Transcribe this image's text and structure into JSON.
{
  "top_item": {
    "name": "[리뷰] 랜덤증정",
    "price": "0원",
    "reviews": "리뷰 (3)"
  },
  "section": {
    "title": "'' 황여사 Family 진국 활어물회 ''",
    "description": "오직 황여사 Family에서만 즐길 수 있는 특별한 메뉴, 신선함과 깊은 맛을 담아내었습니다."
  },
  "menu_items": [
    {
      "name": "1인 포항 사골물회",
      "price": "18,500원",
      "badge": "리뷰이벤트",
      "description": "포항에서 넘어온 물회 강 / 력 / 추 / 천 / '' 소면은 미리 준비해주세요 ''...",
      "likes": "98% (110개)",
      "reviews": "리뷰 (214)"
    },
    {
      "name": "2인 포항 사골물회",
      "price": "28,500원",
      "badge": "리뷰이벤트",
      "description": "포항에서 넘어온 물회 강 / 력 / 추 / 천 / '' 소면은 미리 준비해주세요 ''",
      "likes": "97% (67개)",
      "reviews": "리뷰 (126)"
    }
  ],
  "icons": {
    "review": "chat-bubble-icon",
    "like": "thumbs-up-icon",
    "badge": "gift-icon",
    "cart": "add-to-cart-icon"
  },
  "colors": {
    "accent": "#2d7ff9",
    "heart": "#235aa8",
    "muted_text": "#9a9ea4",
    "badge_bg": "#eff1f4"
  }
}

────────────────────

> [What is needed]
Extract the full listing and reproduce each line exactly.

> [Solution for this problem]
Transcribe this image's text and structure into JSON.
{
  "top_item": {
    "name": "[리뷰] 랜덤증정",
    "price": "0원",
    "reviews": "리뷰 (3)"
  },
  "section": {
    "title": "'' 황여사 Family 진국 활어물회 ''",
    "description": "오직 황여사 Family에서만 즐길 수 있는 특별한 메뉴, 신선함과 깊은 맛을 담아내었습니다."
  },
  "menu_items": [
    {
      "name": "1인 포항 사골물회",
      "price": "18,500원",
      "badge": "리뷰이벤트",
      "description": "포항에서 넘어온 물회 강 / 력 / 추 / 천 / '' 소면은 미리 준비해주세요 ''...",
      "likes": "98% (110개)",
      "reviews": "리뷰 (214)"
    },
    {
      "name": "2인 포항 사골물회",
      "price": "28,500원",
      "badge": "리뷰이벤트",
      "description": "포항에서 넘어온 물회 강 / 력 / 추 / 천 / '' 소면은 미리 준비해주세요 ''",
      "likes": "97% (67개)",
      "reviews": "리뷰 (126)"
    }
  ],
  "icons": {
    "review": "chat-bubble-icon",
    "like": "thumbs-up-icon",
    "badge": "gift-icon",
    "cart": "add-to-cart-icon"
  },
  "colors": {
    "accent": "#2d7ff9",
    "heart": "#235aa8",
    "muted_text": "#9a9ea4",
    "badge_bg": "#eff1f4"
  }
}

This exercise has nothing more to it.